Problem to work on
Would you extract the whole listing below and retype it exactly?

Dataset entries
^^^^^^^^
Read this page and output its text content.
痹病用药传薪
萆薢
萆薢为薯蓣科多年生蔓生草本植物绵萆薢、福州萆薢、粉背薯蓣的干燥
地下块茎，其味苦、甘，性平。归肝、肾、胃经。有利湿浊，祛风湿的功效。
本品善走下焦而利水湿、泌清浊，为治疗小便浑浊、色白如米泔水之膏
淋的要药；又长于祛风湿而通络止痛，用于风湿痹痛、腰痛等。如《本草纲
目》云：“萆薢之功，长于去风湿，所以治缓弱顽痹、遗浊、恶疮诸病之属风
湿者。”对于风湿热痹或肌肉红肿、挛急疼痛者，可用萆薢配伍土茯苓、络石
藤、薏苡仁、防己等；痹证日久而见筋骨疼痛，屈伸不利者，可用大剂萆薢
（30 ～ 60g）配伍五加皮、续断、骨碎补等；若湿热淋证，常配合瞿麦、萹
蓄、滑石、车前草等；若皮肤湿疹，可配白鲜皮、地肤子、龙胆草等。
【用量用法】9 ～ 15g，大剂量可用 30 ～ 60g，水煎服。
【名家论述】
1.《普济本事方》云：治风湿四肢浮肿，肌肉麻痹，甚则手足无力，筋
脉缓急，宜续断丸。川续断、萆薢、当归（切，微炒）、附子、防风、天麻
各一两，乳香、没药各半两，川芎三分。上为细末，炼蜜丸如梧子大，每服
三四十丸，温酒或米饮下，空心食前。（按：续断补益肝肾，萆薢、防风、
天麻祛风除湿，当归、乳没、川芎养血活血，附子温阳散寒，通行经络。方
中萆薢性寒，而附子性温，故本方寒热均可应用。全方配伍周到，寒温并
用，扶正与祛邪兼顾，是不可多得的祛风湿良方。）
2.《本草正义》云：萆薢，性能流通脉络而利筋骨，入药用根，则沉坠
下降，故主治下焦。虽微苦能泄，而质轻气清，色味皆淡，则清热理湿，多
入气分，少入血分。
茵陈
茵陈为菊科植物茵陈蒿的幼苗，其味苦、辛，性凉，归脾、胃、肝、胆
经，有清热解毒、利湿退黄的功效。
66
^^^^^^^^
Complete output
Read this page and output its text content.
痹病用药传薪
萆薢
萆薢为薯蓣科多年生蔓生草本植物绵萆薢、福州萆薢、粉背薯蓣的干燥
地下块茎，其味苦、甘，性平。归肝、肾、胃经。有利湿浊，祛风湿的功效。
本品善走下焦而利水湿、泌清浊，为治疗小便浑浊、色白如米泔水之膏
淋的要药；又长于祛风湿而通络止痛，用于风湿痹痛、腰痛等。如《本草纲
目》云：“萆薢之功，长于去风湿，所以治缓弱顽痹、遗浊、恶疮诸病之属风
湿者。”对于风湿热痹或肌肉红肿、挛急疼痛者，可用萆薢配伍土茯苓、络石
藤、薏苡仁、防己等；痹证日久而见筋骨疼痛，屈伸不利者，可用大剂萆薢
（30 ～ 60g）配伍五加皮、续断、骨碎补等；若湿热淋证，常配合瞿麦、萹
蓄、滑石、车前草等；若皮肤湿疹，可配白鲜皮、地肤子、龙胆草等。
【用量用法】9 ～ 15g，大剂量可用 30 ～ 60g，水煎服。
【名家论述】
1.《普济本事方》云：治风湿四肢浮肿，肌肉麻痹，甚则手足无力，筋
脉缓急，宜续断丸。川续断、萆薢、当归（切，微炒）、附子、防风、天麻
各一两，乳香、没药各半两，川芎三分。上为细末，炼蜜丸如梧子大，每服
三四十丸，温酒或米饮下，空心食前。（按：续断补益肝肾，萆薢、防风、
天麻祛风除湿，当归、乳没、川芎养血活血，附子温阳散寒，通行经络。方
中萆薢性寒，而附子性温，故本方寒热均可应用。全方配伍周到，寒温并
用，扶正与祛邪兼顾，是不可多得的祛风湿良方。）
2.《本草正义》云：萆薢，性能流通脉络而利筋骨，入药用根，则沉坠
下降，故主治下焦。虽微苦能泄，而质轻气清，色味皆淡，则清热理湿，多
入气分，少入血分。
茵陈
茵陈为菊科植物茵陈蒿的幼苗，其味苦、辛，性凉，归脾、胃、肝、胆
经，有清热解毒、利湿退黄的功效。
66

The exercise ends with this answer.